» Listing:
━━━━━━━━━━━━━━━━━━━━━━━━━━━━━━

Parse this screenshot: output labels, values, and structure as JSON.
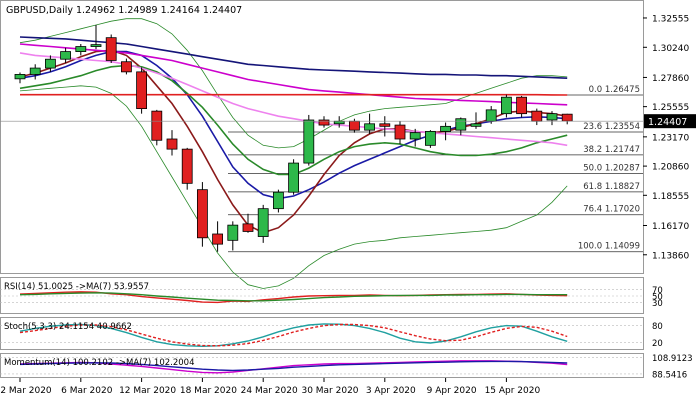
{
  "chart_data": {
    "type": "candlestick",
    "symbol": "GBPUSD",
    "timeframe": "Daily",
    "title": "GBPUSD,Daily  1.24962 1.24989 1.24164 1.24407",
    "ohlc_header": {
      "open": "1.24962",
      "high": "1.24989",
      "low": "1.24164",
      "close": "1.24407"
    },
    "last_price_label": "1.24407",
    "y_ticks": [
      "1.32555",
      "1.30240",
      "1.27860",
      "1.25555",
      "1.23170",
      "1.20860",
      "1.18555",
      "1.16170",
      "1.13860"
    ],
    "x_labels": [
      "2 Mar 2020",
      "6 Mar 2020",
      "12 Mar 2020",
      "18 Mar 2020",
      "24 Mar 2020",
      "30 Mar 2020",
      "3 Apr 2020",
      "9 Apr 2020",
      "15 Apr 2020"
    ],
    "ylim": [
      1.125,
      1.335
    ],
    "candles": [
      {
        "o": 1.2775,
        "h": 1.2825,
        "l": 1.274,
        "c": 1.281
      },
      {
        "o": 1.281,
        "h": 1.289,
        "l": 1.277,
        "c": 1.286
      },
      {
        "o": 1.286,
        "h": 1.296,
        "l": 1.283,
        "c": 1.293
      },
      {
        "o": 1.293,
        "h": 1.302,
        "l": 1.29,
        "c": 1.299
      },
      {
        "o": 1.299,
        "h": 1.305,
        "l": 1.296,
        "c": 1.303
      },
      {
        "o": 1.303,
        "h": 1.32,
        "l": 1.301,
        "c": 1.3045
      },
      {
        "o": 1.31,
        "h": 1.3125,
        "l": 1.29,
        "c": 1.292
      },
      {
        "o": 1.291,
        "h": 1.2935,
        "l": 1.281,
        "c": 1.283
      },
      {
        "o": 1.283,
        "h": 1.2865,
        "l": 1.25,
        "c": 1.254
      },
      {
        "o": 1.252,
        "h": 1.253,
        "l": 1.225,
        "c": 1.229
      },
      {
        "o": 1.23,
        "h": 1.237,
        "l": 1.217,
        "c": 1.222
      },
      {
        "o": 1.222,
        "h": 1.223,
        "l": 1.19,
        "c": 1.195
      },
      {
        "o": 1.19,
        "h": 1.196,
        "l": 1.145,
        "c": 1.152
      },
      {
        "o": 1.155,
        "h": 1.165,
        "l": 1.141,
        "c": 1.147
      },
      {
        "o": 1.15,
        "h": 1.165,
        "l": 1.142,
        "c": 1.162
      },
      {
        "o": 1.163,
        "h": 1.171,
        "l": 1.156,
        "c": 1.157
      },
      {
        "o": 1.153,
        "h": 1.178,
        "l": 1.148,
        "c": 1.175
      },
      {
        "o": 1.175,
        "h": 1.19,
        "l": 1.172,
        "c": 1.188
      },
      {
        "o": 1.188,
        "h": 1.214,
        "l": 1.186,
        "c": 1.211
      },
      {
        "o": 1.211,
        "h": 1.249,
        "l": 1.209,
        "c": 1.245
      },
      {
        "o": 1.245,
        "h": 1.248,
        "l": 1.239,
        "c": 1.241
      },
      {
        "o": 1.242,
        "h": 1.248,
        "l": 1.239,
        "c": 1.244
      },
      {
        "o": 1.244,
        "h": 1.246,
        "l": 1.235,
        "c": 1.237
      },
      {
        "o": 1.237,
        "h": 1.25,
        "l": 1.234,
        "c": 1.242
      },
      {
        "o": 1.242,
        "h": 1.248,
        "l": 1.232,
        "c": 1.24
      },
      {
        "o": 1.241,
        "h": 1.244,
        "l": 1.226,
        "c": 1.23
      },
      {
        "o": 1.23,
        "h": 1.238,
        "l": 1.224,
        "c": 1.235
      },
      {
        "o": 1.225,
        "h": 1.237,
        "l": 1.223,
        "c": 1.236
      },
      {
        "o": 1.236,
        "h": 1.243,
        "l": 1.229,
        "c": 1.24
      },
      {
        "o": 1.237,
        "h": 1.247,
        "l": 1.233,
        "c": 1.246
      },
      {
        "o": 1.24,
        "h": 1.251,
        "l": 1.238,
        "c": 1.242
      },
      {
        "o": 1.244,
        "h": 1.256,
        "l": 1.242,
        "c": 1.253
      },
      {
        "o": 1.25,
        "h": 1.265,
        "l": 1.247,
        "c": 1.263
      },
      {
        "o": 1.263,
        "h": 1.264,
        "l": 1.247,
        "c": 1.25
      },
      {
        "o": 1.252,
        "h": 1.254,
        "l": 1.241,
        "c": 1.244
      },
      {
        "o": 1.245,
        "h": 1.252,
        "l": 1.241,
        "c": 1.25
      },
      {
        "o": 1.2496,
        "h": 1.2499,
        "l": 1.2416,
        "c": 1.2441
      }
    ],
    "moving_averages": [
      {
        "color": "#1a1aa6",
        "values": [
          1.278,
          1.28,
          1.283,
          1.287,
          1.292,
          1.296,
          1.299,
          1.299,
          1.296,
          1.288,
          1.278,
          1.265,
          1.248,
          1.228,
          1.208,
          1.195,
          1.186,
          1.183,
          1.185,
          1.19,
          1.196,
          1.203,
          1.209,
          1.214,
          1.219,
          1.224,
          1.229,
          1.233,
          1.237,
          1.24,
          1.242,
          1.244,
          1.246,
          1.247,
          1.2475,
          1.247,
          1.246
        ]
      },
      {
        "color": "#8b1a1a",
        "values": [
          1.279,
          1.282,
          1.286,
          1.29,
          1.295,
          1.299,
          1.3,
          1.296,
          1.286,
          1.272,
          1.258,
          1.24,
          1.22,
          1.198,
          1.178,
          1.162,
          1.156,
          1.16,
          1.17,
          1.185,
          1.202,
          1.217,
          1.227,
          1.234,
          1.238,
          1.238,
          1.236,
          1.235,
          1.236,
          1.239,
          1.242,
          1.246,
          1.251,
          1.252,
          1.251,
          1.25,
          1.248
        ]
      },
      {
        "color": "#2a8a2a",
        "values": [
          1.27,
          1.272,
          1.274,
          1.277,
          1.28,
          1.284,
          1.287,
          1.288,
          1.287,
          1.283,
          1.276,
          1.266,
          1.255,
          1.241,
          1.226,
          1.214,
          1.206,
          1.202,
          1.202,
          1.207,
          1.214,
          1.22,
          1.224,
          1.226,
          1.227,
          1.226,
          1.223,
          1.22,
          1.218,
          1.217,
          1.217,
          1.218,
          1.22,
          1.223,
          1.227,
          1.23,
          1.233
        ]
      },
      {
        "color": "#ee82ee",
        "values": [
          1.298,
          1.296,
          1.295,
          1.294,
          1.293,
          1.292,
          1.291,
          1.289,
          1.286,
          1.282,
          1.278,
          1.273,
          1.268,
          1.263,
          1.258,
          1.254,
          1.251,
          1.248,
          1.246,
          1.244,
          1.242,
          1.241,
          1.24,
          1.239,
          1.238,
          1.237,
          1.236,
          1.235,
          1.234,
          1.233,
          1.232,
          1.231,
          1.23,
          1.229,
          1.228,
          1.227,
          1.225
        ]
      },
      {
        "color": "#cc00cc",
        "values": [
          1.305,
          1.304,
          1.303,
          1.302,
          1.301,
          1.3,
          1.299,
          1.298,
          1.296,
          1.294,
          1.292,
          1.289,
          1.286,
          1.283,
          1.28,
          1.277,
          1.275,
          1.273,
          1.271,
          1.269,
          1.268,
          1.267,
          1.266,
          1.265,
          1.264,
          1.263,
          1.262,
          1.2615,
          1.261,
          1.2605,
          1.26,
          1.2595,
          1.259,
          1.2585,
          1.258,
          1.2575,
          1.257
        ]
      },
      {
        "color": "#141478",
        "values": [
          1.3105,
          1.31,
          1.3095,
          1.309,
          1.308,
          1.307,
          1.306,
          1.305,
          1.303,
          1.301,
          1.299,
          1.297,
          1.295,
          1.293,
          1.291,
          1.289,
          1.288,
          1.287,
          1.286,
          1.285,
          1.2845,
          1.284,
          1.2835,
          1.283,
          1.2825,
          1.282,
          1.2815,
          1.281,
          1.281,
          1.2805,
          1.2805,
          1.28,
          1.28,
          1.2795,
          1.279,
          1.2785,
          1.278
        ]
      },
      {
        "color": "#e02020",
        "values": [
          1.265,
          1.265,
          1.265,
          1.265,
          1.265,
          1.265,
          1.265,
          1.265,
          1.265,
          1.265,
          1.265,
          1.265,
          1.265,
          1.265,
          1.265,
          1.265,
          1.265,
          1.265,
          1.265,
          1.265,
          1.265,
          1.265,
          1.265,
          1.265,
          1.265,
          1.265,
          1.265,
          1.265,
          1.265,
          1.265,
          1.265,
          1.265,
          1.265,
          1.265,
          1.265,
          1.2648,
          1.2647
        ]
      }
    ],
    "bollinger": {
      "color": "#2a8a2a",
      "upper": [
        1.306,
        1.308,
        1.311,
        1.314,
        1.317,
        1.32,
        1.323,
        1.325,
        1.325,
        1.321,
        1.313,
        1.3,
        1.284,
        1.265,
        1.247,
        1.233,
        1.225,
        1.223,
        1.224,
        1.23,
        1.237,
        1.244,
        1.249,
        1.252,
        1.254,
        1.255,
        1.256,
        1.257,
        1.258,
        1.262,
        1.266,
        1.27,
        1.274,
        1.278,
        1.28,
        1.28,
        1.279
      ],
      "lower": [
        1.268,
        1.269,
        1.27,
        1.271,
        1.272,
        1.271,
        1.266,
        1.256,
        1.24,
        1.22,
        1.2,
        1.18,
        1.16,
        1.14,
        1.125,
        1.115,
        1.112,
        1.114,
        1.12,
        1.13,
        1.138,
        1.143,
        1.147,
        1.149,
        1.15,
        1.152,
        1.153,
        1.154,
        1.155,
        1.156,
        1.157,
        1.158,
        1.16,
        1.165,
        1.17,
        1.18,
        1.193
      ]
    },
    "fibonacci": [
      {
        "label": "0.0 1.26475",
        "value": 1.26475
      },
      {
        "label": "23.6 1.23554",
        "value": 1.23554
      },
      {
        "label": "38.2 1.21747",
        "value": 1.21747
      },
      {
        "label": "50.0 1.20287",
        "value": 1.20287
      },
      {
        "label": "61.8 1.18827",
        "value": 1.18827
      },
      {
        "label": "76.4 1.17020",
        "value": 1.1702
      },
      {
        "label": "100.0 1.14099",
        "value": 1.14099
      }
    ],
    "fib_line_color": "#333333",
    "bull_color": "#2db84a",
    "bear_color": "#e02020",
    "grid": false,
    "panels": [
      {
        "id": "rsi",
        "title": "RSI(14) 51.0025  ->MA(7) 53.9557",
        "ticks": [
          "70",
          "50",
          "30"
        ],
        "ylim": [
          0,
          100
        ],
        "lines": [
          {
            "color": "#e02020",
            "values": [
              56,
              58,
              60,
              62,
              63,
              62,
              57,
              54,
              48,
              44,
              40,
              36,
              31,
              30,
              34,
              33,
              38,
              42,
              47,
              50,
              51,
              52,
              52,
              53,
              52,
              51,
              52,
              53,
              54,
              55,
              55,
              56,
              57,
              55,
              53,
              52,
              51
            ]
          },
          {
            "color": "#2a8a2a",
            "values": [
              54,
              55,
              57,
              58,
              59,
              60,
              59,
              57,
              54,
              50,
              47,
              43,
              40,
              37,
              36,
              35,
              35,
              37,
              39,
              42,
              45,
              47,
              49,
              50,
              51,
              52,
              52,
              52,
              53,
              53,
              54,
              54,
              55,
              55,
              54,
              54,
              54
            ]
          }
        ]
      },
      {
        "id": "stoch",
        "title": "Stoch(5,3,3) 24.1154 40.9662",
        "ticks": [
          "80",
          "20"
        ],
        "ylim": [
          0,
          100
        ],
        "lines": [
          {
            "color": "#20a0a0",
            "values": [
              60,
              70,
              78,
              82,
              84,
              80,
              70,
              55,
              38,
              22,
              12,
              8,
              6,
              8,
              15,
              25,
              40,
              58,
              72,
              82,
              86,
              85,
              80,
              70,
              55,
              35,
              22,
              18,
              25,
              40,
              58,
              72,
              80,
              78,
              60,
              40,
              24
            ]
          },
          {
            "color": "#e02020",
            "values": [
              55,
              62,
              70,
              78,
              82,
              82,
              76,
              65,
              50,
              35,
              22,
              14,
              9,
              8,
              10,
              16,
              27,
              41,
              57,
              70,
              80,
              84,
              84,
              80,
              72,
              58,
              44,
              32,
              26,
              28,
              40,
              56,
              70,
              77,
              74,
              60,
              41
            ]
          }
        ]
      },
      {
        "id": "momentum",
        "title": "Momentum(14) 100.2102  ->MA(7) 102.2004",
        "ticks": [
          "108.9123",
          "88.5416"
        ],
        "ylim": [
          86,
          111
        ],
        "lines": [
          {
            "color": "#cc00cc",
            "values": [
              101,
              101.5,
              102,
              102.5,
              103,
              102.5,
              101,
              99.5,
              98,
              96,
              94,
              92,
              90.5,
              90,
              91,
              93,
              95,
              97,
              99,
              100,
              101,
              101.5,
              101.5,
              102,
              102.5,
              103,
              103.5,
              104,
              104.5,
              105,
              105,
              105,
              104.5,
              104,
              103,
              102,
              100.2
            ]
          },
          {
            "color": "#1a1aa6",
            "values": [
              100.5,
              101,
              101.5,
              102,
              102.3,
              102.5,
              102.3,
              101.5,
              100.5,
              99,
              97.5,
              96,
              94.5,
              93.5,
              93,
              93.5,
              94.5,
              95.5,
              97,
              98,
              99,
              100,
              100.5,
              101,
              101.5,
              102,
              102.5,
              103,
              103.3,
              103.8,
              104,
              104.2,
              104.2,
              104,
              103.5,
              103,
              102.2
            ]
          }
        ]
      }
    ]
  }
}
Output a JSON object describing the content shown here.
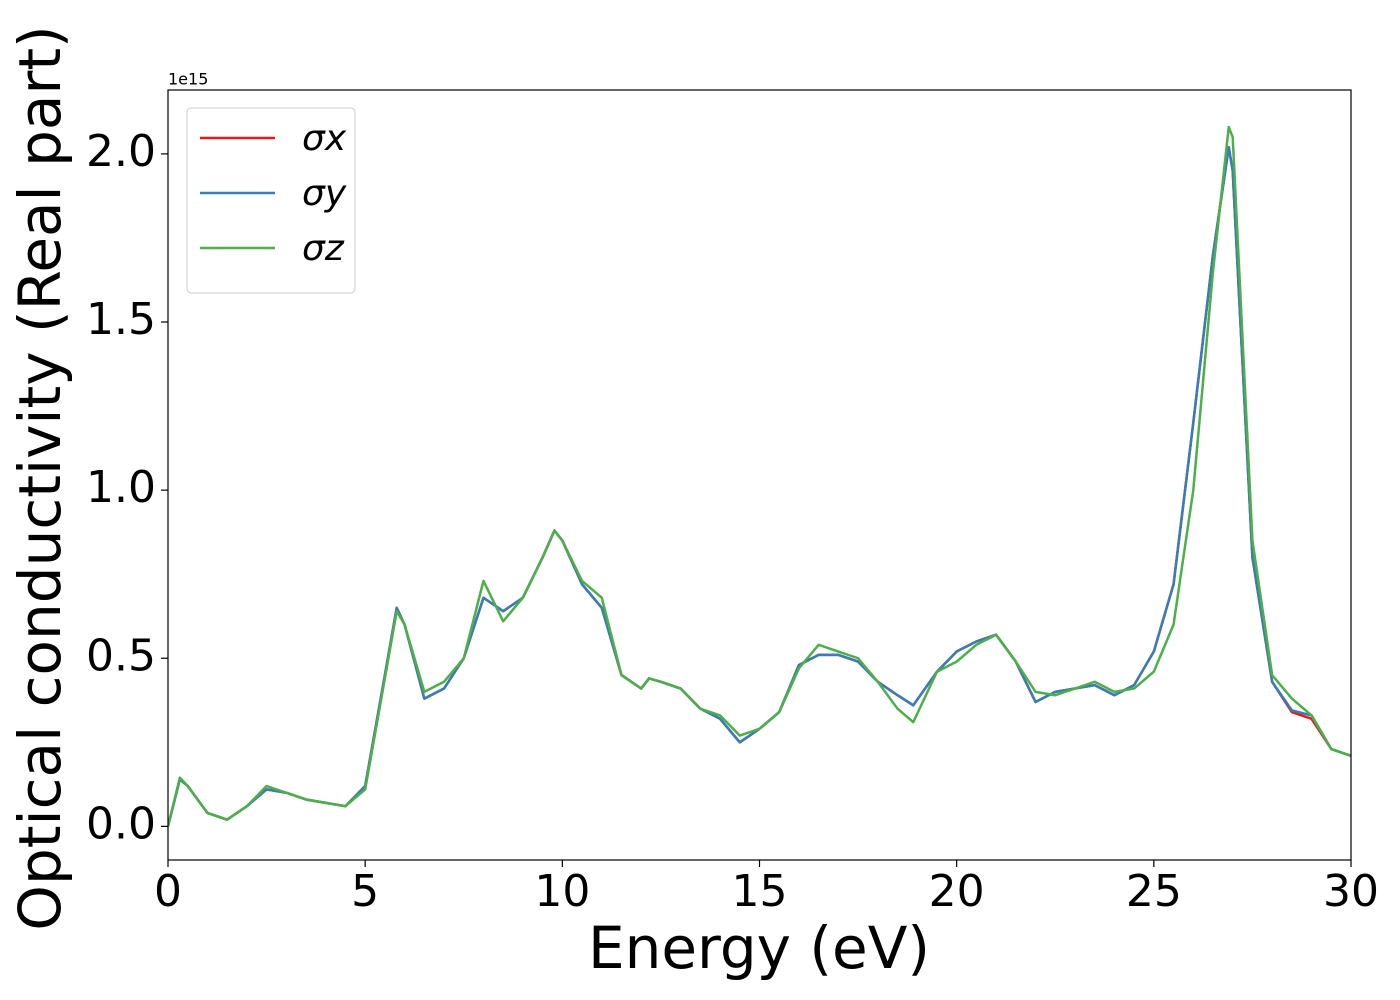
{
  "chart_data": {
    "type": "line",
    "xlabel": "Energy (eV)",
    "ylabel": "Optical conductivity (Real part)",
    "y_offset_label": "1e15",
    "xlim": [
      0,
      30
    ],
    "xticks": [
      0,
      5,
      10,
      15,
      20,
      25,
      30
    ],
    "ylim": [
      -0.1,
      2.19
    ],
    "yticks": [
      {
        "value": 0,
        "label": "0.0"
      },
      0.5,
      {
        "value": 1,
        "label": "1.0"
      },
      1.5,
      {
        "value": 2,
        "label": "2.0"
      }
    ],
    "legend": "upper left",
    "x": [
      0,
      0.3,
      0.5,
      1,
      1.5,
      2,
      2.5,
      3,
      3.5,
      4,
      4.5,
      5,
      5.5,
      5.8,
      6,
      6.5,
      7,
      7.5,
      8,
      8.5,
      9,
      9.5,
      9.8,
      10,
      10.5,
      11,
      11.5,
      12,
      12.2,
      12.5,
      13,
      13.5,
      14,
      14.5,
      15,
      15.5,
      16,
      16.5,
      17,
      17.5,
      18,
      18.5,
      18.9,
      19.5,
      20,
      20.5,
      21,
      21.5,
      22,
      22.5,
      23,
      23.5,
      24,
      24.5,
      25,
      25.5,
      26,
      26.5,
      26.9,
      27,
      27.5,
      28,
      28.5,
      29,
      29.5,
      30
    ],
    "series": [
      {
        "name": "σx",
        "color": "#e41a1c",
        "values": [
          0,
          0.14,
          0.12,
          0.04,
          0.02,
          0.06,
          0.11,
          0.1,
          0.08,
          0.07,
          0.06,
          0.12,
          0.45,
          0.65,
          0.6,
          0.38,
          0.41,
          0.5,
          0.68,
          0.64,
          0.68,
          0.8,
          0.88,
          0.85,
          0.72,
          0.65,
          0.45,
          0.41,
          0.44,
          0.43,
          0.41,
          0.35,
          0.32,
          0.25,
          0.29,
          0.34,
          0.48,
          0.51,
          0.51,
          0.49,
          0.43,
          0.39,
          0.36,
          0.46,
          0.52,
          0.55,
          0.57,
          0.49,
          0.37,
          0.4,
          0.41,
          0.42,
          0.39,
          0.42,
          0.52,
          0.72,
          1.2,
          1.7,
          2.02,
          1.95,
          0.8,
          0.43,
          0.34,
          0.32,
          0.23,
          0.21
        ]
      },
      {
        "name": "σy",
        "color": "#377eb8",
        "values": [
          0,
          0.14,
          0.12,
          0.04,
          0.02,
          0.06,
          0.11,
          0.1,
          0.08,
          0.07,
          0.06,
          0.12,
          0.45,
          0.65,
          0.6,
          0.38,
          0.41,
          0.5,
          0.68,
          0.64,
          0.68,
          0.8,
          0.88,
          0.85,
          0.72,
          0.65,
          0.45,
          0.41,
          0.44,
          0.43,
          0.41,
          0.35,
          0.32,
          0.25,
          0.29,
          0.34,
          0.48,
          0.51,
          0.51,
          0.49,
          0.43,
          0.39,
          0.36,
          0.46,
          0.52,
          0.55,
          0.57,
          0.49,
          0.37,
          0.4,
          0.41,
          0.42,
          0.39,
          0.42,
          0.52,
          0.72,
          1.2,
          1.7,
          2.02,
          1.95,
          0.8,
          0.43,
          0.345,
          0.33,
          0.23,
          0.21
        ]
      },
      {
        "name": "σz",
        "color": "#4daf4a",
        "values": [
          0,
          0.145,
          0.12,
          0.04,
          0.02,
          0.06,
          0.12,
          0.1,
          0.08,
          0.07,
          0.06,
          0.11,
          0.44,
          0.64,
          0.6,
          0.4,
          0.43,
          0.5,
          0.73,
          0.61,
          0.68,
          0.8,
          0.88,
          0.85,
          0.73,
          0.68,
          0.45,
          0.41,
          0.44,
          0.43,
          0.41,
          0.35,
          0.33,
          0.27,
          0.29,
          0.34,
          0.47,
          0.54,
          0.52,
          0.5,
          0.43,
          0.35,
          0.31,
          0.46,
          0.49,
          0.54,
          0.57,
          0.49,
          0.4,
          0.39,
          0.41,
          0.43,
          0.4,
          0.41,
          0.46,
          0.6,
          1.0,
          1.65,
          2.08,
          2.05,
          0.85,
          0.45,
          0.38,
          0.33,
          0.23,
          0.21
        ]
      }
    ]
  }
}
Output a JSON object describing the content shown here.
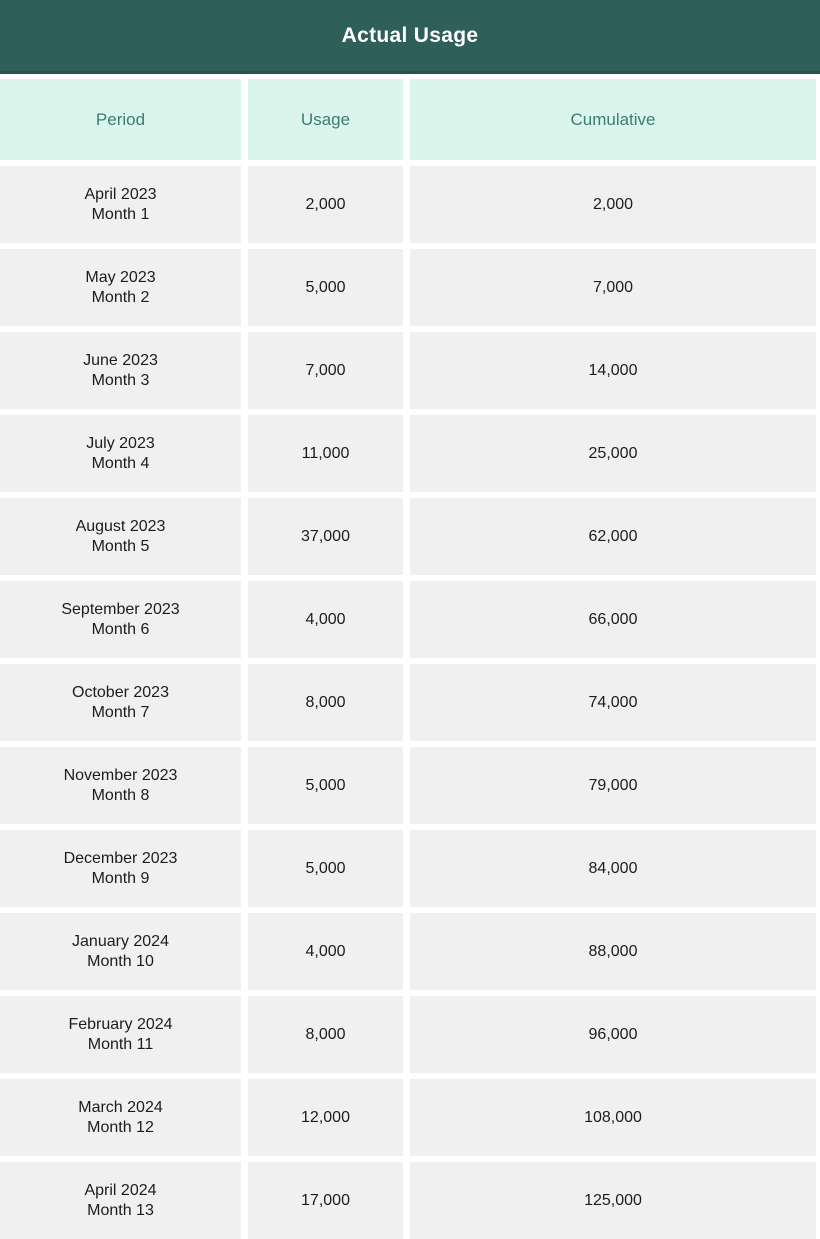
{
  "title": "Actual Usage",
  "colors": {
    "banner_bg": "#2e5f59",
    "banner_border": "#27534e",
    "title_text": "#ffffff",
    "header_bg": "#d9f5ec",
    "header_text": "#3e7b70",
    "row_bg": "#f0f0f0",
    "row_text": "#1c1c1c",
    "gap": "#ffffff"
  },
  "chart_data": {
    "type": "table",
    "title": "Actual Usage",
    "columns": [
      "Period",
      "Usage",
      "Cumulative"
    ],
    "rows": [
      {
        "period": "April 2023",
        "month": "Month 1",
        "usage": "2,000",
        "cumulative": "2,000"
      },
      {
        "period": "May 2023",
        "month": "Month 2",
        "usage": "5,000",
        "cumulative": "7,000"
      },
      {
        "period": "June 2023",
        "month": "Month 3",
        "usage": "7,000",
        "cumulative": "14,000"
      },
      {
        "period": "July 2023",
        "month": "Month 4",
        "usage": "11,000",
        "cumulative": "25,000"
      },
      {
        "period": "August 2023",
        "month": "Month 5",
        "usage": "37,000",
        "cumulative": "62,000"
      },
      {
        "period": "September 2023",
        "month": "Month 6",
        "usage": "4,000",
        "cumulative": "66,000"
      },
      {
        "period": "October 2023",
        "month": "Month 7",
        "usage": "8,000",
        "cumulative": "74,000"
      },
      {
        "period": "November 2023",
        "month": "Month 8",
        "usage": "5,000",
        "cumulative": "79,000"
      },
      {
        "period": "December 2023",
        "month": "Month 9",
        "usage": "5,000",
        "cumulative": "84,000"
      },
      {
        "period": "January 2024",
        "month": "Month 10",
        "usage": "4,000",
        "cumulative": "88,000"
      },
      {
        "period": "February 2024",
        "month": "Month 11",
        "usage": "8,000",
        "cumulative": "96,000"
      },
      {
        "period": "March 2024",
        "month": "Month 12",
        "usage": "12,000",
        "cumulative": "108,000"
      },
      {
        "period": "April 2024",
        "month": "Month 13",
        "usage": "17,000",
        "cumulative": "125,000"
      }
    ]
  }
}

━━━━━━━━━━━━━━━━━━━━━━━━━━━━━━

Scan the listing above for the word "April" and copy every line that holds it.

        "period": "April 2023",
        "period": "April 2024",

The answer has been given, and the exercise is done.